Collection entries
********

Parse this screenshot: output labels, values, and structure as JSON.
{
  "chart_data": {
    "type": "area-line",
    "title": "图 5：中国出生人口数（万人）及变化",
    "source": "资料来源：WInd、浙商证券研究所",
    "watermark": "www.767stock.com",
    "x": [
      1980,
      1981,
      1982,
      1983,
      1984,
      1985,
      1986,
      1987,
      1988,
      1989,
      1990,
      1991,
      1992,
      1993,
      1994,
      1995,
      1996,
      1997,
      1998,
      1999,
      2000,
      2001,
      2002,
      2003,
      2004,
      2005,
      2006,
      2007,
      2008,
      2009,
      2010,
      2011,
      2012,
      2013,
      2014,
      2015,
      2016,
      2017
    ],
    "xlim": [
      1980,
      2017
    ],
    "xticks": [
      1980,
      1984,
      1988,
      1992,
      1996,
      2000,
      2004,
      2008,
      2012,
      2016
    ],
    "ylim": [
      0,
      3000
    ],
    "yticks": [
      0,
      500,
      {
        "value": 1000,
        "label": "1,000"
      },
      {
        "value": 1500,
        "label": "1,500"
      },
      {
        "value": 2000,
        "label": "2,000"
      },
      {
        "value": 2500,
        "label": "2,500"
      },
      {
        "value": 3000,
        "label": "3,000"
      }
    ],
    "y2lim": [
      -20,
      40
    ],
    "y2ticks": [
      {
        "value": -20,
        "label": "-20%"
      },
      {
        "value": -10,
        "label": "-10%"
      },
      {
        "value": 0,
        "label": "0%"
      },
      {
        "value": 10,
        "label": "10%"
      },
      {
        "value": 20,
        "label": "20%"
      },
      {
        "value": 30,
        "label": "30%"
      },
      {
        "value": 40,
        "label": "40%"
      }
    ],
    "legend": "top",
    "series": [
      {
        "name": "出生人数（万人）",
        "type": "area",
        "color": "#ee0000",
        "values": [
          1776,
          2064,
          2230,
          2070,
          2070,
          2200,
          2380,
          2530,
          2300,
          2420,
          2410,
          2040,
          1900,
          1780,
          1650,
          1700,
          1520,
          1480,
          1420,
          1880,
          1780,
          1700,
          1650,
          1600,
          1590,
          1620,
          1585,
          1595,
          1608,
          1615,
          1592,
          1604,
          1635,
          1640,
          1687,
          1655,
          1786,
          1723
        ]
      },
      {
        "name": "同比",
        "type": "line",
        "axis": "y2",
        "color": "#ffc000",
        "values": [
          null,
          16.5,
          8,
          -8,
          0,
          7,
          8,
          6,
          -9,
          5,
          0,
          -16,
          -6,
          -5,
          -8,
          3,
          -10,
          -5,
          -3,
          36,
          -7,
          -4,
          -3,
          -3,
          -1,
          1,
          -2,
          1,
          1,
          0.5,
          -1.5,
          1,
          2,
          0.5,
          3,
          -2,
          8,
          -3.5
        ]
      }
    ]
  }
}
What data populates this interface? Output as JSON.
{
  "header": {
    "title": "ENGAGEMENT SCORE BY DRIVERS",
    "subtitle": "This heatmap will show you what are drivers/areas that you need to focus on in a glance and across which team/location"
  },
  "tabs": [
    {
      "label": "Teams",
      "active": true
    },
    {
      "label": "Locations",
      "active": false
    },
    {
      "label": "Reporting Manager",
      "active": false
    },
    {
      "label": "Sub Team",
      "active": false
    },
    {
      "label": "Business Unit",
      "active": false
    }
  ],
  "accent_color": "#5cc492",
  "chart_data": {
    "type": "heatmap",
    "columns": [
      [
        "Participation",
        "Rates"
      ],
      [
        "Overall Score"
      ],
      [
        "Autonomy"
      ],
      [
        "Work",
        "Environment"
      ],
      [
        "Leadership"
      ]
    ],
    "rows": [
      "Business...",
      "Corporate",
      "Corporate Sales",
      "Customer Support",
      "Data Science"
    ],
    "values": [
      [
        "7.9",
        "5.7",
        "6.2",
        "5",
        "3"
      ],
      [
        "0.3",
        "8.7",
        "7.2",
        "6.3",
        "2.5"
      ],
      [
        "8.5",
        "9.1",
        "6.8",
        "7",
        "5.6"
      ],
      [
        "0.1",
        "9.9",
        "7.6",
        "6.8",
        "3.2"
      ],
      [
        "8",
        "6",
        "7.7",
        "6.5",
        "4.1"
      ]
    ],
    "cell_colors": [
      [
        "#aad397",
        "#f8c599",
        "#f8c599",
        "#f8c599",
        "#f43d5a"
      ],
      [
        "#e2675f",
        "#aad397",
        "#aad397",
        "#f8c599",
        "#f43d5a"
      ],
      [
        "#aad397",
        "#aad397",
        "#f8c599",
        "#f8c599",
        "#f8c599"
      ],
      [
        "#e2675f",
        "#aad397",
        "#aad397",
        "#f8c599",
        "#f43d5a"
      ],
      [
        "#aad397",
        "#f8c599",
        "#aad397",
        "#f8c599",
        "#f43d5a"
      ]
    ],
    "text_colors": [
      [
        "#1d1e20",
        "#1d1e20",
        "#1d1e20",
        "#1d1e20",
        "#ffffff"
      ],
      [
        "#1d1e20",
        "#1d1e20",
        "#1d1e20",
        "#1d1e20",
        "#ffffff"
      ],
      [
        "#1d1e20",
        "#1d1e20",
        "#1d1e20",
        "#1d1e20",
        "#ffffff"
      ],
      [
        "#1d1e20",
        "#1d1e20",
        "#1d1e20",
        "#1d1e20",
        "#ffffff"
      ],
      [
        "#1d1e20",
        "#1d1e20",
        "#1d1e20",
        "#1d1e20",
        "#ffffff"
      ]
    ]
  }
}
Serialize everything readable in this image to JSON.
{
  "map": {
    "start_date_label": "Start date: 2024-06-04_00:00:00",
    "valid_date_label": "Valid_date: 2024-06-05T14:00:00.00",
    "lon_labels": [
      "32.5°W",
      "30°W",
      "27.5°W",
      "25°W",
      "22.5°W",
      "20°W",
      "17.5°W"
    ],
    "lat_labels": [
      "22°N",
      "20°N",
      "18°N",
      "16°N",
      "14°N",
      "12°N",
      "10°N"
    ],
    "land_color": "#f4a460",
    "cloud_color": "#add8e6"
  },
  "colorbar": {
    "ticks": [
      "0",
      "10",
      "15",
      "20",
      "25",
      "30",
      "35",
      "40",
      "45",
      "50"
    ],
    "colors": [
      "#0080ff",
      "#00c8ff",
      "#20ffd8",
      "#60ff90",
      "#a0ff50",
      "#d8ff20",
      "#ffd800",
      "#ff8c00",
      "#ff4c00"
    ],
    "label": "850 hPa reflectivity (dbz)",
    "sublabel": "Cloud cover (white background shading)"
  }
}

********

[Instructions to follow]:
Copy out all of the records above with nothing altered.

[Answer for the task]:
Parse this screenshot: output labels, values, and structure as JSON.
{
  "chart_data": {
    "type": "area-line",
    "title": "图 5：中国出生人口数（万人）及变化",
    "source": "资料来源：WInd、浙商证券研究所",
    "watermark": "www.767stock.com",
    "x": [
      1980,
      1981,
      1982,
      1983,
      1984,
      1985,
      1986,
      1987,
      1988,
      1989,
      1990,
      1991,
      1992,
      1993,
      1994,
      1995,
      1996,
      1997,
      1998,
      1999,
      2000,
      2001,
      2002,
      2003,
      2004,
      2005,
      2006,
      2007,
      2008,
      2009,
      2010,
      2011,
      2012,
      2013,
      2014,
      2015,
      2016,
      2017
    ],
    "xlim": [
      1980,
      2017
    ],
    "xticks": [
      1980,
      1984,
      1988,
      1992,
      1996,
      2000,
      2004,
      2008,
      2012,
      2016
    ],
    "ylim": [
      0,
      3000
    ],
    "yticks": [
      0,
      500,
      {
        "value": 1000,
        "label": "1,000"
      },
      {
        "value": 1500,
        "label": "1,500"
      },
      {
        "value": 2000,
        "label": "2,000"
      },
      {
        "value": 2500,
        "label": "2,500"
      },
      {
        "value": 3000,
        "label": "3,000"
      }
    ],
    "y2lim": [
      -20,
      40
    ],
    "y2ticks": [
      {
        "value": -20,
        "label": "-20%"
      },
      {
        "value": -10,
        "label": "-10%"
      },
      {
        "value": 0,
        "label": "0%"
      },
      {
        "value": 10,
        "label": "10%"
      },
      {
        "value": 20,
        "label": "20%"
      },
      {
        "value": 30,
        "label": "30%"
      },
      {
        "value": 40,
        "label": "40%"
      }
    ],
    "legend": "top",
    "series": [
      {
        "name": "出生人数（万人）",
        "type": "area",
        "color": "#ee0000",
        "values": [
          1776,
          2064,
          2230,
          2070,
          2070,
          2200,
          2380,
          2530,
          2300,
          2420,
          2410,
          2040,
          1900,
          1780,
          1650,
          1700,
          1520,
          1480,
          1420,
          1880,
          1780,
          1700,
          1650,
          1600,
          1590,
          1620,
          1585,
          1595,
          1608,
          1615,
          1592,
          1604,
          1635,
          1640,
          1687,
          1655,
          1786,
          1723
        ]
      },
      {
        "name": "同比",
        "type": "line",
        "axis": "y2",
        "color": "#ffc000",
        "values": [
          null,
          16.5,
          8,
          -8,
          0,
          7,
          8,
          6,
          -9,
          5,
          0,
          -16,
          -6,
          -5,
          -8,
          3,
          -10,
          -5,
          -3,
          36,
          -7,
          -4,
          -3,
          -3,
          -1,
          1,
          -2,
          1,
          1,
          0.5,
          -1.5,
          1,
          2,
          0.5,
          3,
          -2,
          8,
          -3.5
        ]
      }
    ]
  }
}
What data populates this interface? Output as JSON.
{
  "header": {
    "title": "ENGAGEMENT SCORE BY DRIVERS",
    "subtitle": "This heatmap will show you what are drivers/areas that you need to focus on in a glance and across which team/location"
  },
  "tabs": [
    {
      "label": "Teams",
      "active": true
    },
    {
      "label": "Locations",
      "active": false
    },
    {
      "label": "Reporting Manager",
      "active": false
    },
    {
      "label": "Sub Team",
      "active": false
    },
    {
      "label": "Business Unit",
      "active": false
    }
  ],
  "accent_color": "#5cc492",
  "chart_data": {
    "type": "heatmap",
    "columns": [
      [
        "Participation",
        "Rates"
      ],
      [
        "Overall Score"
      ],
      [
        "Autonomy"
      ],
      [
        "Work",
        "Environment"
      ],
      [
        "Leadership"
      ]
    ],
    "rows": [
      "Business...",
      "Corporate",
      "Corporate Sales",
      "Customer Support",
      "Data Science"
    ],
    "values": [
      [
        "7.9",
        "5.7",
        "6.2",
        "5",
        "3"
      ],
      [
        "0.3",
        "8.7",
        "7.2",
        "6.3",
        "2.5"
      ],
      [
        "8.5",
        "9.1",
        "6.8",
        "7",
        "5.6"
      ],
      [
        "0.1",
        "9.9",
        "7.6",
        "6.8",
        "3.2"
      ],
      [
        "8",
        "6",
        "7.7",
        "6.5",
        "4.1"
      ]
    ],
    "cell_colors": [
      [
        "#aad397",
        "#f8c599",
        "#f8c599",
        "#f8c599",
        "#f43d5a"
      ],
      [
        "#e2675f",
        "#aad397",
        "#aad397",
        "#f8c599",
        "#f43d5a"
      ],
      [
        "#aad397",
        "#aad397",
        "#f8c599",
        "#f8c599",
        "#f8c599"
      ],
      [
        "#e2675f",
        "#aad397",
        "#aad397",
        "#f8c599",
        "#f43d5a"
      ],
      [
        "#aad397",
        "#f8c599",
        "#aad397",
        "#f8c599",
        "#f43d5a"
      ]
    ],
    "text_colors": [
      [
        "#1d1e20",
        "#1d1e20",
        "#1d1e20",
        "#1d1e20",
        "#ffffff"
      ],
      [
        "#1d1e20",
        "#1d1e20",
        "#1d1e20",
        "#1d1e20",
        "#ffffff"
      ],
      [
        "#1d1e20",
        "#1d1e20",
        "#1d1e20",
        "#1d1e20",
        "#ffffff"
      ],
      [
        "#1d1e20",
        "#1d1e20",
        "#1d1e20",
        "#1d1e20",
        "#ffffff"
      ],
      [
        "#1d1e20",
        "#1d1e20",
        "#1d1e20",
        "#1d1e20",
        "#ffffff"
      ]
    ]
  }
}
Serialize everything readable in this image to JSON.
{
  "map": {
    "start_date_label": "Start date: 2024-06-04_00:00:00",
    "valid_date_label": "Valid_date: 2024-06-05T14:00:00.00",
    "lon_labels": [
      "32.5°W",
      "30°W",
      "27.5°W",
      "25°W",
      "22.5°W",
      "20°W",
      "17.5°W"
    ],
    "lat_labels": [
      "22°N",
      "20°N",
      "18°N",
      "16°N",
      "14°N",
      "12°N",
      "10°N"
    ],
    "land_color": "#f4a460",
    "cloud_color": "#add8e6"
  },
  "colorbar": {
    "ticks": [
      "0",
      "10",
      "15",
      "20",
      "25",
      "30",
      "35",
      "40",
      "45",
      "50"
    ],
    "colors": [
      "#0080ff",
      "#00c8ff",
      "#20ffd8",
      "#60ff90",
      "#a0ff50",
      "#d8ff20",
      "#ffd800",
      "#ff8c00",
      "#ff4c00"
    ],
    "label": "850 hPa reflectivity (dbz)",
    "sublabel": "Cloud cover (white background shading)"
  }
}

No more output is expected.